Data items
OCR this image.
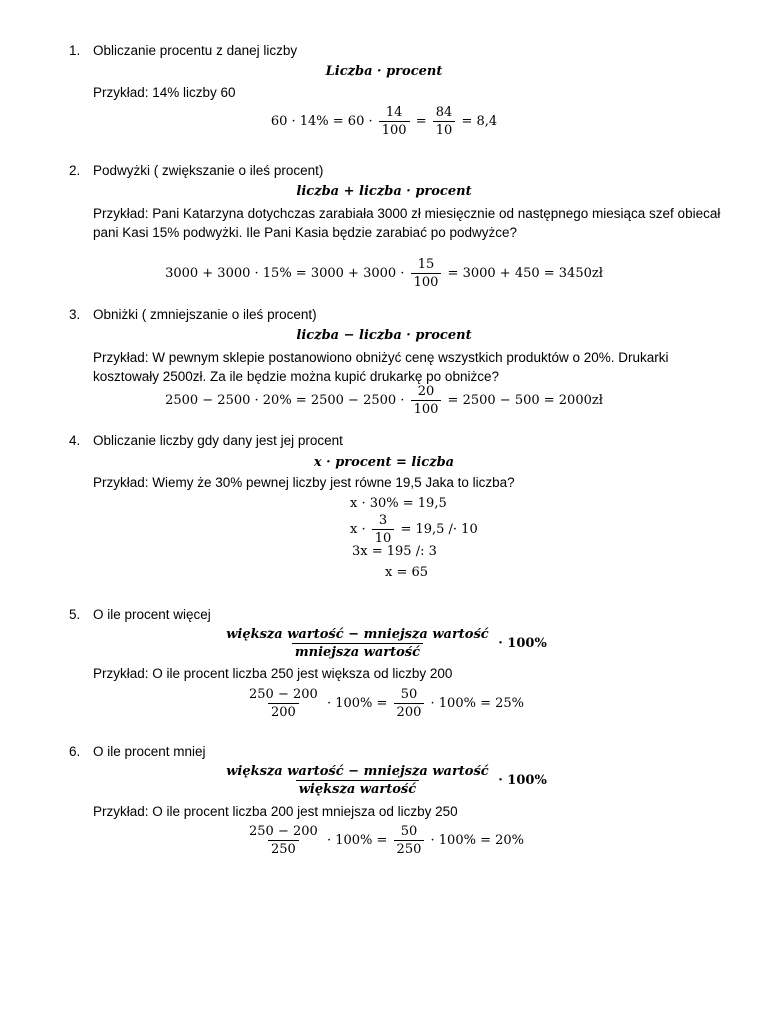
1. Obliczanie procentu z danej liczby
Liczba · procent
Przykład: 14% liczby 60
$60 \cdot 14\% = 60 \cdot \frac{14}{100} = \frac{84}{10} = 8,4$
2. Podwyżki ( zwiększanie o ileś procent)
liczba + liczba · procent
Przykład: Pani Katarzyna dotychczas zarabiała 3000 zł miesięcznie od następnego miesiąca szef obiecał pani Kasi 15% podwyżki. Ile Pani Kasia będzie zarabiać po podwyżce?
$3000 + 3000 \cdot 15\% = 3000 + 3000 \cdot \frac{15}{100} = 3000 + 450$ = 3450zł
3. Obniżki ( zmniejszanie o ileś procent)
liczba − liczba · procent
Przykład: W pewnym sklepie postanowiono obniżyć cenę wszystkich produktów o 20%. Drukarki kosztowały 2500zł. Za ile będzie można kupić drukarkę po obniżce?
$2500 - 2500 \cdot 20\% = 2500 - 2500 \cdot \frac{20}{100} = 2500 - 500$ = 2000zł
4. Obliczanie liczby gdy dany jest jej procent
x · procent = liczba
Przykład: Wiemy że 30% pewnej liczby jest równe 19,5 Jaka to liczba?
x · 30% = 19,5
$x \cdot \frac{3}{10} = 19,5 /\cdot 10$
3x = 195 /: 3
x = 65
5. O ile procent więcej
$\frac{\text{większa wartość − mniejsza wartość}}{\text{mniejsza wartość}} \cdot 100\%$
Przykład: O ile procent liczba 250 jest większa od liczby 200
$\frac{250 - 200}{200} \cdot 100\% = \frac{50}{200} \cdot 100\% = 25\%$
6. O ile procent mniej
$\frac{\text{większa wartość − mniejsza wartość}}{\text{większa wartość}} \cdot 100\%$
Przykład: O ile procent liczba 200 jest mniejsza od liczby 250
$\frac{250 - 200}{250} \cdot 100\% = \frac{50}{250} \cdot 100\% = 20\%$
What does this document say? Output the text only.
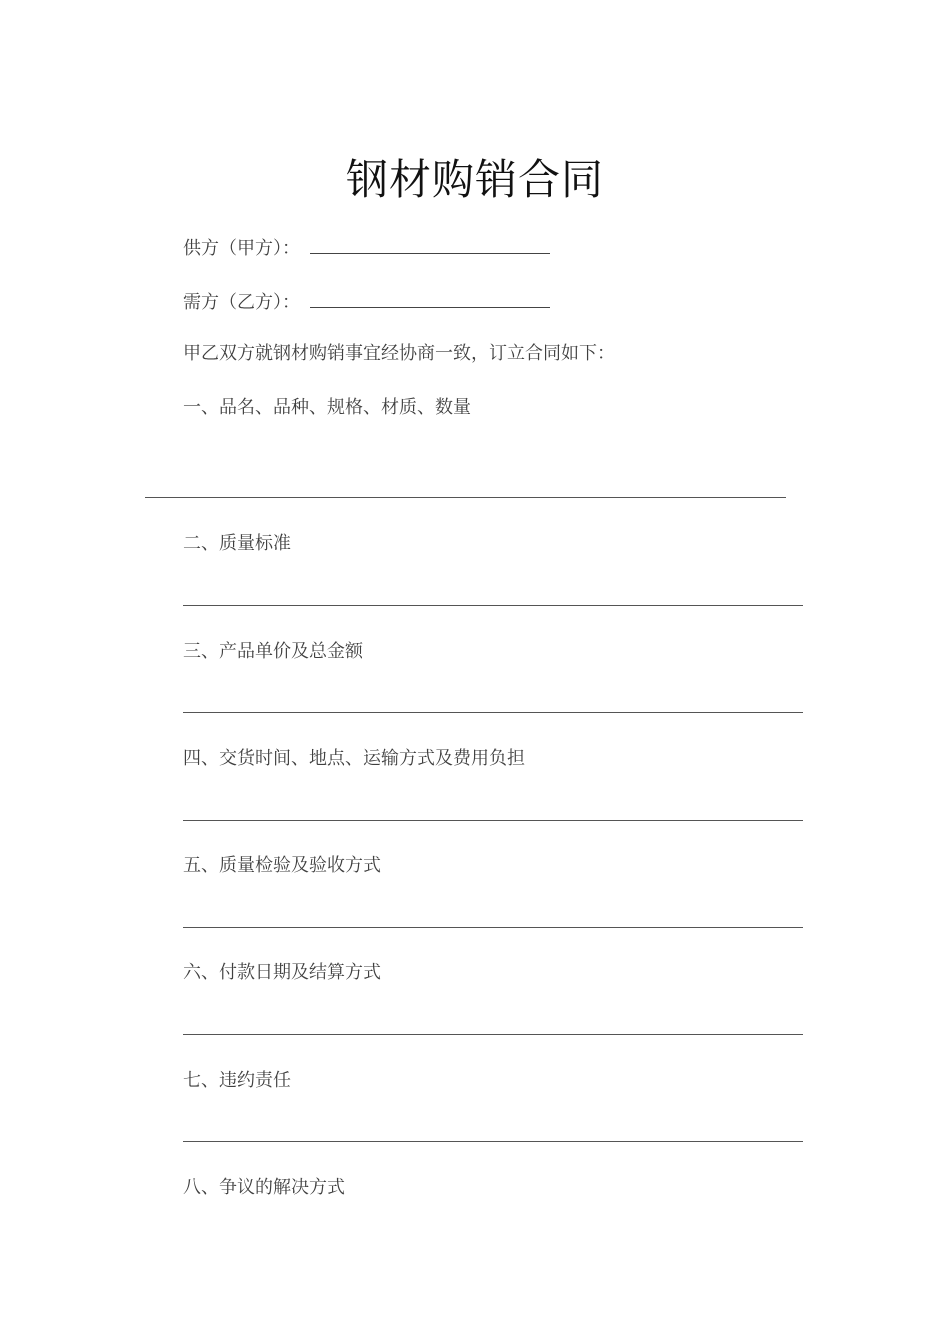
钢材购销合同
供方（甲方）：
需方（乙方）：
甲乙双方就钢材购销事宜经协商一致，订立合同如下：
一、品名、品种、规格、材质、数量
二、质量标准
三、产品单价及总金额
四、交货时间、地点、运输方式及费用负担
五、质量检验及验收方式
六、付款日期及结算方式
七、违约责任
八、争议的解决方式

Direction: No pictures belong in the copy; quote exactly the lines from the line containing "What does this" through the final line of the material, both ends included.

Task response:
What does this document say? Output the text only.
钢材购销合同
供方（甲方）：
需方（乙方）：
甲乙双方就钢材购销事宜经协商一致，订立合同如下：
一、品名、品种、规格、材质、数量
二、质量标准
三、产品单价及总金额
四、交货时间、地点、运输方式及费用负担
五、质量检验及验收方式
六、付款日期及结算方式
七、违约责任
八、争议的解决方式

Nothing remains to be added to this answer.